Stored data entries:
■ ■ ■ ■ ■

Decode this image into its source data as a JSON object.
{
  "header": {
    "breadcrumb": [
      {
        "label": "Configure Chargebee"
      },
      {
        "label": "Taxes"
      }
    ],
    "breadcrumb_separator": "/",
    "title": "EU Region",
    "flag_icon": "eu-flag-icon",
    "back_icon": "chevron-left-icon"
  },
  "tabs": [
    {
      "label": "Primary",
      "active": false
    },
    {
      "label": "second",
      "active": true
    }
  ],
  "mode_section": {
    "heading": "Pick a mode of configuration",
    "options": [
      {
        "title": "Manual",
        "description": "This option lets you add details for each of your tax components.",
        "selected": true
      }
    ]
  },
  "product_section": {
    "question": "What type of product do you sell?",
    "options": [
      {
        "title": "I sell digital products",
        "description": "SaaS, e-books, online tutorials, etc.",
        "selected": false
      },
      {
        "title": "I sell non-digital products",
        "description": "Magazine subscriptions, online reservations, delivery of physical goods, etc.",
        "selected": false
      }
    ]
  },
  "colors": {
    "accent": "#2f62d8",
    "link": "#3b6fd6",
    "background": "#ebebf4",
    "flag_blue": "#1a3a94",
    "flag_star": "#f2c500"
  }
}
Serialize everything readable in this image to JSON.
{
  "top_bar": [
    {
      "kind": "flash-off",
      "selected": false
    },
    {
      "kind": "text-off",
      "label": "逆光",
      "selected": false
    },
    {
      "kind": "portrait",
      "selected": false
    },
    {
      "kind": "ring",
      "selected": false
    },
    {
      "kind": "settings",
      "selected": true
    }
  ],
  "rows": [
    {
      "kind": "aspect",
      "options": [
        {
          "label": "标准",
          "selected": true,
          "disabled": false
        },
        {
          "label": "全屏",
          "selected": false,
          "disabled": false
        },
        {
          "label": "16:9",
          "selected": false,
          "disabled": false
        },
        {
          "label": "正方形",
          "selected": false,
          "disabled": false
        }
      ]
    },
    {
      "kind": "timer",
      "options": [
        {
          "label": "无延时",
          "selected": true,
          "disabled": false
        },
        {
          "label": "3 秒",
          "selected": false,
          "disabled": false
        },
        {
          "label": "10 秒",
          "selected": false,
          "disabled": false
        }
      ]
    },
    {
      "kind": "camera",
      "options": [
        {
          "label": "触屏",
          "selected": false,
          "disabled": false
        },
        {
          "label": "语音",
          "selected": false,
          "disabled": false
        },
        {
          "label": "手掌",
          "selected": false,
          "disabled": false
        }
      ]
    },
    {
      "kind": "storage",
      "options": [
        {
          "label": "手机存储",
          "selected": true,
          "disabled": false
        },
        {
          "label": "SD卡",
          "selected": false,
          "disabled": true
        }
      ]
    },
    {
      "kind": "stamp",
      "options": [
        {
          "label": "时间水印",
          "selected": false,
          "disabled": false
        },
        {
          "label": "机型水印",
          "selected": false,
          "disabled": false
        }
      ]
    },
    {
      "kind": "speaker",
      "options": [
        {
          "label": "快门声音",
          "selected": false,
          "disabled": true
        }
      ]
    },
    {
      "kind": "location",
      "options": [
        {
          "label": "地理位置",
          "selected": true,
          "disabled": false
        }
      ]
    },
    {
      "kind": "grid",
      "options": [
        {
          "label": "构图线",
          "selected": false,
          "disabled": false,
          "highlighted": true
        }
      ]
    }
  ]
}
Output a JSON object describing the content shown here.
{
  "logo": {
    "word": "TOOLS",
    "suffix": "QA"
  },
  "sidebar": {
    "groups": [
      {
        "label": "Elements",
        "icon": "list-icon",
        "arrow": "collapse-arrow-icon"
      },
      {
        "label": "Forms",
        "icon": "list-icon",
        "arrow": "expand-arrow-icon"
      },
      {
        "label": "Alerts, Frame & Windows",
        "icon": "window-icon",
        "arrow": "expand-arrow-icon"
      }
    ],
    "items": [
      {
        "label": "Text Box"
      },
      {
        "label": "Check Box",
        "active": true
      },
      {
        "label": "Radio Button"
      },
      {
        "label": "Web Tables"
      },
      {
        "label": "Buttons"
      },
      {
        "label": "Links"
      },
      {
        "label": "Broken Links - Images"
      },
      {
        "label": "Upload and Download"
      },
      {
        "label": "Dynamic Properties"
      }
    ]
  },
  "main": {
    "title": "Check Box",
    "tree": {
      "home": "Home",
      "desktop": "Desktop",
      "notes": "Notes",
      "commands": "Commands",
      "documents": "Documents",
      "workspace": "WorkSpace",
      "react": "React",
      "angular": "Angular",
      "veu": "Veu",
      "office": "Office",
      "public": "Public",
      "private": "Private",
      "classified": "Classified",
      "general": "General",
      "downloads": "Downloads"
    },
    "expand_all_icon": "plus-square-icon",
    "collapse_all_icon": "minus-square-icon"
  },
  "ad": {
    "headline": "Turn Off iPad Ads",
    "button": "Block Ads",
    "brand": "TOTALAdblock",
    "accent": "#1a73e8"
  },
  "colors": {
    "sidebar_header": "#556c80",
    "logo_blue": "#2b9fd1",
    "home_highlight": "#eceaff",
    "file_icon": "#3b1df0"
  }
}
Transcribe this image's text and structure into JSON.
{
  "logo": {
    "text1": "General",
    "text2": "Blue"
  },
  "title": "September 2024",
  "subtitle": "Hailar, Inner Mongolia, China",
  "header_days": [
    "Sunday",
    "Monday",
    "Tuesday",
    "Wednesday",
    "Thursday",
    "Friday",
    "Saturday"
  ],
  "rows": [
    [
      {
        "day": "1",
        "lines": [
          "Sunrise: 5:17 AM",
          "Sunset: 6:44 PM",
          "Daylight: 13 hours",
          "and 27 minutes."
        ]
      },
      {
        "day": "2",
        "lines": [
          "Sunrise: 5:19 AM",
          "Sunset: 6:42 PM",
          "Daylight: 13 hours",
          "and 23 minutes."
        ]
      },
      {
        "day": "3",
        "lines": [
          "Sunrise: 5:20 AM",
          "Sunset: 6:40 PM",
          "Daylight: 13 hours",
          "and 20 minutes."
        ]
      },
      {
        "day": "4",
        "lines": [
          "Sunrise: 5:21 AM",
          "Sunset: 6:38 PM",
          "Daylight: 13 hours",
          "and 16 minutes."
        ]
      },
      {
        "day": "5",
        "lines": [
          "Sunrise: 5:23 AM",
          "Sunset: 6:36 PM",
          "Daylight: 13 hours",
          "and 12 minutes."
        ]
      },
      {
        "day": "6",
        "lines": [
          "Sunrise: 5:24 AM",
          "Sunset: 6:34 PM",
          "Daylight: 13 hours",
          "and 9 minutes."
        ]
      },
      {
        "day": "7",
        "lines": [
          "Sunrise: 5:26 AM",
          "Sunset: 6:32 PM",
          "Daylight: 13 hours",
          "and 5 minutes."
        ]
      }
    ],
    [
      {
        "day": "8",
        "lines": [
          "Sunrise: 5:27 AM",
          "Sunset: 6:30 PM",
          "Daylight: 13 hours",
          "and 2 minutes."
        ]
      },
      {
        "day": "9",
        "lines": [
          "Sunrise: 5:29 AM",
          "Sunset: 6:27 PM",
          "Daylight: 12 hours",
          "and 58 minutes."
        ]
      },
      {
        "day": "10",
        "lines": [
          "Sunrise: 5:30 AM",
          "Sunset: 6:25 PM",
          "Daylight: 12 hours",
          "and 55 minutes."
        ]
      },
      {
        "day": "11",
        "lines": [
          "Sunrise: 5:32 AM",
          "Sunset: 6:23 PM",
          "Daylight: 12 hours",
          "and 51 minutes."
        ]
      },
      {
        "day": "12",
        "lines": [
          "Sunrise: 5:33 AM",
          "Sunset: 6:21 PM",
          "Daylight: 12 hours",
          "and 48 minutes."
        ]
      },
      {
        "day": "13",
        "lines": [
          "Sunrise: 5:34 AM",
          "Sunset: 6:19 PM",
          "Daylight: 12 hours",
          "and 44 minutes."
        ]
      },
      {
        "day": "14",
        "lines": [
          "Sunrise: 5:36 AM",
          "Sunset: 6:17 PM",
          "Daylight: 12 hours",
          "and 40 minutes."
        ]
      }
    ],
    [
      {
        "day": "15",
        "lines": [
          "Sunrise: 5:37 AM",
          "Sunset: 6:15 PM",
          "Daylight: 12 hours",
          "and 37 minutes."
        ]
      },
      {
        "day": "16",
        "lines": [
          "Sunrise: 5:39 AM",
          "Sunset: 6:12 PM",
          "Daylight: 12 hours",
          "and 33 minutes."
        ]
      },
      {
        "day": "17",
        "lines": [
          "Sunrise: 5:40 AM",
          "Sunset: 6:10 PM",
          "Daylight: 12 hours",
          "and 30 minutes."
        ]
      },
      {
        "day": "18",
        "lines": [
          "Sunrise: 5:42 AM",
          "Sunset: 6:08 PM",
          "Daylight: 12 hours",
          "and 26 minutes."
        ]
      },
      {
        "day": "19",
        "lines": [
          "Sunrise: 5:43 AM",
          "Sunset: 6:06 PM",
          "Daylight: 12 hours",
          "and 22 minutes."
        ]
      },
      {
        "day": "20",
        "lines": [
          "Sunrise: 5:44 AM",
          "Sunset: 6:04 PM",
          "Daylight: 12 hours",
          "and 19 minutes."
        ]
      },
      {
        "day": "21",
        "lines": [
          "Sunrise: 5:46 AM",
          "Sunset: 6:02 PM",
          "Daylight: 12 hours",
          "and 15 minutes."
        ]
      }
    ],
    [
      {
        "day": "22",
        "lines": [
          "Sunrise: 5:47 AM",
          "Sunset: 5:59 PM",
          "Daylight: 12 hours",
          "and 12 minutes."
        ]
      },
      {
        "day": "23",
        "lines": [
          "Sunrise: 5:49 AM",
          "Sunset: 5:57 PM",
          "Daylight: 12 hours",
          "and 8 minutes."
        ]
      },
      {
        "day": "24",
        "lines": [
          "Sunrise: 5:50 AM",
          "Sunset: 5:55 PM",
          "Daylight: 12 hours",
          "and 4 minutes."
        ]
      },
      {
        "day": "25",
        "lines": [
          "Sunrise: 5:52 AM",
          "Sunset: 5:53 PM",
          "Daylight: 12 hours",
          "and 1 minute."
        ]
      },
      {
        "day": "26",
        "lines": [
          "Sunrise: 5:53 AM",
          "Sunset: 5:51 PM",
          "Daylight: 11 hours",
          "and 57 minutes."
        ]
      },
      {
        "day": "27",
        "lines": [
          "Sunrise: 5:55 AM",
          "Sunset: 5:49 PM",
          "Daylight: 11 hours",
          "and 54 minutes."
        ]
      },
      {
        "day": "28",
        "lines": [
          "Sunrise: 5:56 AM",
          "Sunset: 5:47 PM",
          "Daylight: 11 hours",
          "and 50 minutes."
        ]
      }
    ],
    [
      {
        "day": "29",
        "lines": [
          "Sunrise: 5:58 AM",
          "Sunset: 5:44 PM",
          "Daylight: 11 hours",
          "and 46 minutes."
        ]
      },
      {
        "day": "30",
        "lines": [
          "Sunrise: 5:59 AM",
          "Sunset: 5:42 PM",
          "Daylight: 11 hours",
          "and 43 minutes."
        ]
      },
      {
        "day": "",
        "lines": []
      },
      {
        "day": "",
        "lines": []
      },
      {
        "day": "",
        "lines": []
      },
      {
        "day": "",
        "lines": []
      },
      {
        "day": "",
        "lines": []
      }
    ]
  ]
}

■ ■ ■ ■ ■

:: YOUR OBJECTIVE ::
In the records above, locate every line with the string "JSON" and copy it.

:: WRITTEN ANSWER ::
Decode this image into its source data as a JSON object.
Serialize everything readable in this image to JSON.
Output a JSON object describing the content shown here.
Transcribe this image's text and structure into JSON.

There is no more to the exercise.